Patricia Redmond, Practice Manager at Rosscot, shares her experience of working in a smaller firm and explains the rewards of being an important part of a small team.

What type of company would suit you? Do you think that to have the ultimate career you need to start out with one of the big names? Individuals focused on a career can often disregard smaller companies in their hunt for the perfect role but they would be discounting a sector with a multitude of advantages and opportunities for rapid career development.

95% of employees in the UK work for companies that employ less than 100 staff. The CIPD Spring Employee Outlook Survey UK revealed that employees in small business are more satisfied than those working for larger organisations and that those working for micro organisations are the most satisfied. In the same survey over half of the respondents specified that they would like to work in an organisation with a family feel, held together by loyalty and tradition.

* Dataset entries
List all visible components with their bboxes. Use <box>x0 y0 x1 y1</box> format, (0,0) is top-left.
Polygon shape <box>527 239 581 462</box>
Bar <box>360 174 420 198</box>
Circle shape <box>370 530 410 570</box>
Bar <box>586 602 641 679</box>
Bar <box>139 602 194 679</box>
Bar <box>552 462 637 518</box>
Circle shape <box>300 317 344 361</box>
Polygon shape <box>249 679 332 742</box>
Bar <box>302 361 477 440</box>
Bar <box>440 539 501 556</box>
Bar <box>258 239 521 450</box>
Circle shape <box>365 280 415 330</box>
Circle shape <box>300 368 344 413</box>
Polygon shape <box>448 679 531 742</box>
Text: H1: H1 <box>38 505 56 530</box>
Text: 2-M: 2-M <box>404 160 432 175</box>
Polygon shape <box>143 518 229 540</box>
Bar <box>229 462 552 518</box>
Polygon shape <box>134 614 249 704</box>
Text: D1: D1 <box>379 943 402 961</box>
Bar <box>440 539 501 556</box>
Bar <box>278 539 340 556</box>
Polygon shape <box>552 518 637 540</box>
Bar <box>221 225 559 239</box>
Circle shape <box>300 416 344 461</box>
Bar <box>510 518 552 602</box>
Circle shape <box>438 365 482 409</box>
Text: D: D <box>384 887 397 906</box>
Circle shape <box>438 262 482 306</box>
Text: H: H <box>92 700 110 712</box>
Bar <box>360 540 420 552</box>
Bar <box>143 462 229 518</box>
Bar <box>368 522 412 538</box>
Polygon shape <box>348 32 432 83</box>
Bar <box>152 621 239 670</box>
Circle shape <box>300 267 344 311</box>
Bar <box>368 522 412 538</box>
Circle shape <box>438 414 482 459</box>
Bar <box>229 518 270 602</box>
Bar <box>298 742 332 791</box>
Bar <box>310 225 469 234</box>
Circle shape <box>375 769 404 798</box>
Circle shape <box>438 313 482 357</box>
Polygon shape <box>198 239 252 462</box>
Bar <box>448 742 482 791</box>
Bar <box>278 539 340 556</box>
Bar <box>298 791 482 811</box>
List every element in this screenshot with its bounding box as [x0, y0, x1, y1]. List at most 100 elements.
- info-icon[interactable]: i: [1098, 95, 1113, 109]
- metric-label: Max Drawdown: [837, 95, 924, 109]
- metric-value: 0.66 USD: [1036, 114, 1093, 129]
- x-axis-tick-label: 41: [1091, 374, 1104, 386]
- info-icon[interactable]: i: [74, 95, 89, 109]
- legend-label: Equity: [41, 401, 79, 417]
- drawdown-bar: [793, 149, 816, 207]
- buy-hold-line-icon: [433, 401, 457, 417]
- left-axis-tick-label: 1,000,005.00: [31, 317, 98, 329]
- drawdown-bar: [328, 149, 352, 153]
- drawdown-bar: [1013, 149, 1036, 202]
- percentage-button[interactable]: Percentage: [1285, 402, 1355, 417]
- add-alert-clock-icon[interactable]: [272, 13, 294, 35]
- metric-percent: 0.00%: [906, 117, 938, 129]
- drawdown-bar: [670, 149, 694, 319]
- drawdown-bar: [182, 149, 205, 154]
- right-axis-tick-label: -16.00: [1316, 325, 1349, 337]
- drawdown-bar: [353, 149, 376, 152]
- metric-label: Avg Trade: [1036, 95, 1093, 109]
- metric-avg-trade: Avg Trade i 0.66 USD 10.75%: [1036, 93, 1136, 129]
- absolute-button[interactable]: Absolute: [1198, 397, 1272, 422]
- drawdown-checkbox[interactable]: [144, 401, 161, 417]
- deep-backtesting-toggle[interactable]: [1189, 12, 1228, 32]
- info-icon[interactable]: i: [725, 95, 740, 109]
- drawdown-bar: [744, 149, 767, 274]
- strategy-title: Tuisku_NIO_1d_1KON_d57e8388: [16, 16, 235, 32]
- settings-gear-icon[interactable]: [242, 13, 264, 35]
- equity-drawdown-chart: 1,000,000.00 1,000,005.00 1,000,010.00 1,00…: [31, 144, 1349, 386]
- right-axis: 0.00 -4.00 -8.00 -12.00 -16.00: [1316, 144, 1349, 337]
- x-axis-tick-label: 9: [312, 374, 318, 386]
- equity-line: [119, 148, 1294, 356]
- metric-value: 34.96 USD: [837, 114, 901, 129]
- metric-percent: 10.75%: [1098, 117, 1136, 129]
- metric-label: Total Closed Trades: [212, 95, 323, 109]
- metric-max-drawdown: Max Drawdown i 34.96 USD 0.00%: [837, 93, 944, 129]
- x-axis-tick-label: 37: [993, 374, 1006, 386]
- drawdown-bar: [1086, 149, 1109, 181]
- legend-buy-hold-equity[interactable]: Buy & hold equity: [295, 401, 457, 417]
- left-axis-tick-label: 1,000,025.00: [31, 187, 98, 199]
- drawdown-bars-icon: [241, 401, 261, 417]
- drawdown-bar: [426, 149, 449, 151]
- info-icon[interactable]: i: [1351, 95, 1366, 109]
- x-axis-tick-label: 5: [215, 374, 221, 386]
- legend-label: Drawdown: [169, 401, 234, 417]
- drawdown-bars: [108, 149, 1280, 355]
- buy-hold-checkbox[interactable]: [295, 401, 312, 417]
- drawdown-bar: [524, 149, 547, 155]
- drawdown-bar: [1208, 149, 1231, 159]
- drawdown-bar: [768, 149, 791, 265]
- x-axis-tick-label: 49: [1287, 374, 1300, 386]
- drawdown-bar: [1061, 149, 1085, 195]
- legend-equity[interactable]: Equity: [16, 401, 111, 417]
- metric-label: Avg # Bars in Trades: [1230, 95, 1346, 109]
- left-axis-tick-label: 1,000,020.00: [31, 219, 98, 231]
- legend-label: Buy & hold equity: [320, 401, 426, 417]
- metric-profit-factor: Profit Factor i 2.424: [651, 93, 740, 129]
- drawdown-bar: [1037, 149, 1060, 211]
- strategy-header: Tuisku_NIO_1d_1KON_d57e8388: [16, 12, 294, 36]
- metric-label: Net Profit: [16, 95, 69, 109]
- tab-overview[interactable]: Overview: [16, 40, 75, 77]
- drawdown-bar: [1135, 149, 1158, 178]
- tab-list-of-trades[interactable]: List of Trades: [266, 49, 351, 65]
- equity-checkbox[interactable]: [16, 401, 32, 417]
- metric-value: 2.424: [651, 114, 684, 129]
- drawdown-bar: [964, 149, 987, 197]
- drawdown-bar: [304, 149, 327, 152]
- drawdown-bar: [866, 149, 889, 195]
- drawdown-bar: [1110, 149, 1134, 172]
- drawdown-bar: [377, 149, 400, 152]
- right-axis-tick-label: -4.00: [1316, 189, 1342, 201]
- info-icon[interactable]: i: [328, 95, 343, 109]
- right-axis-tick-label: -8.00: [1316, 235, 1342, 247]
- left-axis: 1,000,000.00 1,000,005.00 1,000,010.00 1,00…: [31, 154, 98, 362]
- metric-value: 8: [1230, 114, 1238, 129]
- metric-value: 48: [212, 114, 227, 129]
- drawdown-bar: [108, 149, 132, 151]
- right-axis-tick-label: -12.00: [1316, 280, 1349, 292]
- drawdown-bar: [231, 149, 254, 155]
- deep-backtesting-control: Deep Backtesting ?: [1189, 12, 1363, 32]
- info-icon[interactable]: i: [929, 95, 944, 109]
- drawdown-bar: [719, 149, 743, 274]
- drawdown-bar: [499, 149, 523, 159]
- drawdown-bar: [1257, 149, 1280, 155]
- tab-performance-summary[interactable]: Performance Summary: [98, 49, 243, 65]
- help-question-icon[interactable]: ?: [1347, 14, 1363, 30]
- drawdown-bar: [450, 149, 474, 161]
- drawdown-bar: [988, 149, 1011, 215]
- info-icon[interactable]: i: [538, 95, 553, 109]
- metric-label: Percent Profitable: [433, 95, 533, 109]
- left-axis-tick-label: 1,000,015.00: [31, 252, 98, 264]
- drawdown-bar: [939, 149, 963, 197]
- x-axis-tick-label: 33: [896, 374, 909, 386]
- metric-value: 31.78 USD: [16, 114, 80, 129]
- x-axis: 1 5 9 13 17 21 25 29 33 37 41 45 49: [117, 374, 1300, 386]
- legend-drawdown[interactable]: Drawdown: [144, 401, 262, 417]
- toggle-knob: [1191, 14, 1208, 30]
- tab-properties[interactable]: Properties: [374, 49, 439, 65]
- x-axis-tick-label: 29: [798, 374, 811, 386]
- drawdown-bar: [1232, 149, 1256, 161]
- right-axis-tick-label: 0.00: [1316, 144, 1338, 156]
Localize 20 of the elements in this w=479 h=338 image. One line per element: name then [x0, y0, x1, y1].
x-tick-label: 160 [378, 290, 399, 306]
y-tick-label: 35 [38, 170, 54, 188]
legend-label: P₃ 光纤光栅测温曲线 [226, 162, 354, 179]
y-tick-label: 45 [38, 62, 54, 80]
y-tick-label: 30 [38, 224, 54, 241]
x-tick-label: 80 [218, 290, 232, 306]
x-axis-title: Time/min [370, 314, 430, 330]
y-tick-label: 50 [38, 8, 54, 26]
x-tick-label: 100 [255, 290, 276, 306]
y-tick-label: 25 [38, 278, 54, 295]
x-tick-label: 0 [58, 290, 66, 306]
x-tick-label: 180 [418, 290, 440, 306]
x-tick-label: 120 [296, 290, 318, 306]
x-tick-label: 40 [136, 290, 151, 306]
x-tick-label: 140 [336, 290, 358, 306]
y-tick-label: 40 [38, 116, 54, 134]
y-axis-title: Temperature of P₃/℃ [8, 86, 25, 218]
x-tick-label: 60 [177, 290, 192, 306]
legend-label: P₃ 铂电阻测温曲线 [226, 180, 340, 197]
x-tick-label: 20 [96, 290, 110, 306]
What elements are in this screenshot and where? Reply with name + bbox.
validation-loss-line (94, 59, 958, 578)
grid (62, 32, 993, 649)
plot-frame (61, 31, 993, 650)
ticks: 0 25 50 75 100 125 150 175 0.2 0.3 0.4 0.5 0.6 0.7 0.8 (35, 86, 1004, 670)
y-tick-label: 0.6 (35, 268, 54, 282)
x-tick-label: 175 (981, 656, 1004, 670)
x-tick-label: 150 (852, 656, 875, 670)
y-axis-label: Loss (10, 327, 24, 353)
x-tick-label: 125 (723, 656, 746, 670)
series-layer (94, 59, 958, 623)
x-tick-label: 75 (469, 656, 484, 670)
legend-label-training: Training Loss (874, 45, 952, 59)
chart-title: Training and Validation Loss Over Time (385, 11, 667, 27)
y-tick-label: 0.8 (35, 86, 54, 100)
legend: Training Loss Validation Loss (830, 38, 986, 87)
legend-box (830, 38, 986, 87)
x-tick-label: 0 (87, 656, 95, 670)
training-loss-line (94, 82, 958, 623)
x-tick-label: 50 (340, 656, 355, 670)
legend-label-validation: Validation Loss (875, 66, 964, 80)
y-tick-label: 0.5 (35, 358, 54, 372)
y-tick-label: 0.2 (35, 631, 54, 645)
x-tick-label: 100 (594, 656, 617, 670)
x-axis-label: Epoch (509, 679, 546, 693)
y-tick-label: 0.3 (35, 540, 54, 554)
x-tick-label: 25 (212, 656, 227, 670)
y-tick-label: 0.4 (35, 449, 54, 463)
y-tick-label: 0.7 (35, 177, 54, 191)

* TASK TO COMPLETE
From the text on working in smaller firms, repeat word for word the part that opens with the words containing "What type of" and closes with "rapid career development.". The items were taken from a separate source.

* SOLUTION TO THE PROBLEM
What type of company would suit you? Do you think that to have the ultimate career you need to start out with one of the big names? Individuals focused on a career can often disregard smaller companies in their hunt for the perfect role but they would be discounting a sector with a multitude of advantages and opportunities for rapid career development.